* PROBLEMS AND TASKS:
a: List every geographic place named in the passage on the 7E7 jetliner.
b: Extract the entries line for line, starting with the first line of the entries and stopping after the line that contains "238, 930, 246]", with both of those lines included.

* PASSAGE:
(begin)
SEATTLE, Dec. 16 - Months of uncertainty for the Seattle
region ended Tuesday as Harry C. Stonecipher, the chief
executive of Boeing, stood on a stage here and announced to
the thunderous cheers of Boeing employees, "The 7E7 will be
built right here in Puget Sound."

The 7E7 jetliner, a medium-range aircraft, is Boeing's
first new plane in more than a decade. That the news was
positive and announced in Seattle, Boeing's birthplace,
serves as a balm on the still fresh wounds created here
when the company moved its headquarters to Chicago in 2001.
It is also good news for Boeing employees in Puget Sound,
which until as recently as 1996 accounted for the majority
of Boeing's work force but now count for only a third.
Since 2001, Boeing has eliminated 30,000 jobs locally.
(end)
* Element and region data:
(begin)
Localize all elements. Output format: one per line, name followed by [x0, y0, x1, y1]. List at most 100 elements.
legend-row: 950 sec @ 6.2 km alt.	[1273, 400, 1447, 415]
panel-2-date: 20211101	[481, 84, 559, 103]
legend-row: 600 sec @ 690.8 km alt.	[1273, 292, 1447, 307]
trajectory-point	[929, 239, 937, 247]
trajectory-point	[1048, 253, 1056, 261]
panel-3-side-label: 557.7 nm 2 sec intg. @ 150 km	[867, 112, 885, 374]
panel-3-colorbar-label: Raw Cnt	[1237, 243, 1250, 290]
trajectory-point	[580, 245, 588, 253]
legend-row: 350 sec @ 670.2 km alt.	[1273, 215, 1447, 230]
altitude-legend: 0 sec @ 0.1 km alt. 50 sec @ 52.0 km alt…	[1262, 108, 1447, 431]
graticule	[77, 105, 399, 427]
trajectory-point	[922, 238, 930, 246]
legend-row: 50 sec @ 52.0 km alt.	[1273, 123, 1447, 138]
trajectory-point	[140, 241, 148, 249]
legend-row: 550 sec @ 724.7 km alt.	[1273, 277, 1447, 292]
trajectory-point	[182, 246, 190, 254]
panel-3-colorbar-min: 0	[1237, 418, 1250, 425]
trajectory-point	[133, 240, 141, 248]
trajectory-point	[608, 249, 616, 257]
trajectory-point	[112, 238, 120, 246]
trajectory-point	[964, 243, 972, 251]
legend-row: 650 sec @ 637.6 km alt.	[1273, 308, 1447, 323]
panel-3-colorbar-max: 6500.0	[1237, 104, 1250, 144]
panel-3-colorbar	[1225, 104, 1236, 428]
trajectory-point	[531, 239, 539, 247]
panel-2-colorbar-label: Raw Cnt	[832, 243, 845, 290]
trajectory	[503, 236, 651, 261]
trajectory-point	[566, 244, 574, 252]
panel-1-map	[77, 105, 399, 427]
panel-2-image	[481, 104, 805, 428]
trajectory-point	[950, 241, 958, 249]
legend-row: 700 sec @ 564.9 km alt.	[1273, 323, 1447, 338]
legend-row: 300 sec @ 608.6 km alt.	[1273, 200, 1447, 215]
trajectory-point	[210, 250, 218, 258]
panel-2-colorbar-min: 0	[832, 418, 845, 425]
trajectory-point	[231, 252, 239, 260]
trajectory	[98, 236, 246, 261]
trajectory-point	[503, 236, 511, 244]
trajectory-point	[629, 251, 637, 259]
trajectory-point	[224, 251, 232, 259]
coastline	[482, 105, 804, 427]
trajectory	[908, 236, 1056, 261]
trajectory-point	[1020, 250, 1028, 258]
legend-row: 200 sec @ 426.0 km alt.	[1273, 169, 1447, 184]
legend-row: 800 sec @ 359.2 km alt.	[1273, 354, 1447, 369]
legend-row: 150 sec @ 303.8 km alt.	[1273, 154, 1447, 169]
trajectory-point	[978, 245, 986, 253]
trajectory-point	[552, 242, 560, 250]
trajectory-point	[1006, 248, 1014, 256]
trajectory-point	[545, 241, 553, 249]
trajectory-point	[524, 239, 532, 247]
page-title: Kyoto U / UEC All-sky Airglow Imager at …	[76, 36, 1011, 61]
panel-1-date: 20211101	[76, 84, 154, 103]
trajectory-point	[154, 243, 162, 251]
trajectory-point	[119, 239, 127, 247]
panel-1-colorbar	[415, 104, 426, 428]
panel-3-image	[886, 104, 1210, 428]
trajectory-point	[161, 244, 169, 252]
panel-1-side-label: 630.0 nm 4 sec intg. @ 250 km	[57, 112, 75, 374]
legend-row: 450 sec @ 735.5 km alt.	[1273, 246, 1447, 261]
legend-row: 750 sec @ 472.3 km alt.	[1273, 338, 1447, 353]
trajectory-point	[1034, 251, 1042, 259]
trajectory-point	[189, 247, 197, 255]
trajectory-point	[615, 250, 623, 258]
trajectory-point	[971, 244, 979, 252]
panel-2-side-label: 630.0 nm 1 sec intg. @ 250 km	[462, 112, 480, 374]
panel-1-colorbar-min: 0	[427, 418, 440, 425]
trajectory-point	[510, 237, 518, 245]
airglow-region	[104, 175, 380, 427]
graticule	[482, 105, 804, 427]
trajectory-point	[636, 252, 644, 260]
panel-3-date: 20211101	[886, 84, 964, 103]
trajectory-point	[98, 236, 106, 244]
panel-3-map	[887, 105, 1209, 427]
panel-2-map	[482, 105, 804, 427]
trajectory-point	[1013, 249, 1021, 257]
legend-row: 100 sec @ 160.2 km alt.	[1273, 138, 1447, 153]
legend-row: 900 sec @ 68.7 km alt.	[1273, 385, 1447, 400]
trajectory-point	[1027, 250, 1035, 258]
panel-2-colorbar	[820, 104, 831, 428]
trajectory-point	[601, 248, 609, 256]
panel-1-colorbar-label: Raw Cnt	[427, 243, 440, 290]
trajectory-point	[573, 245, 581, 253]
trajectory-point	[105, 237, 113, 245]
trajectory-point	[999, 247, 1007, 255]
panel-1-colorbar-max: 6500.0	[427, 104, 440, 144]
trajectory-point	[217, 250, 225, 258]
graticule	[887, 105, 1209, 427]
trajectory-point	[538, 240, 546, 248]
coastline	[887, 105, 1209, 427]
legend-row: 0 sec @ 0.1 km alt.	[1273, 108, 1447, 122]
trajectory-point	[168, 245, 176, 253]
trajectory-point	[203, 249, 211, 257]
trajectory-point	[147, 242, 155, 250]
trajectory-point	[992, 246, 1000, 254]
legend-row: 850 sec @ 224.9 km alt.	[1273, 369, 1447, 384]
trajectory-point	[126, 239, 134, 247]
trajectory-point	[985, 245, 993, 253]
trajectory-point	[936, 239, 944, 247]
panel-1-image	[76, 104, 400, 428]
(end)
* ANSWERS TO THE EXERCISES:
a: Seattle, Puget Sound, Chicago

b:
Localize all elements. Output format: one per line, name followed by [x0, y0, x1, y1]. List at most 100 elements.
legend-row: 950 sec @ 6.2 km alt.	[1273, 400, 1447, 415]
panel-2-date: 20211101	[481, 84, 559, 103]
legend-row: 600 sec @ 690.8 km alt.	[1273, 292, 1447, 307]
trajectory-point	[929, 239, 937, 247]
trajectory-point	[1048, 253, 1056, 261]
panel-3-side-label: 557.7 nm 2 sec intg. @ 150 km	[867, 112, 885, 374]
panel-3-colorbar-label: Raw Cnt	[1237, 243, 1250, 290]
trajectory-point	[580, 245, 588, 253]
legend-row: 350 sec @ 670.2 km alt.	[1273, 215, 1447, 230]
altitude-legend: 0 sec @ 0.1 km alt. 50 sec @ 52.0 km alt…	[1262, 108, 1447, 431]
graticule	[77, 105, 399, 427]
trajectory-point	[922, 238, 930, 246]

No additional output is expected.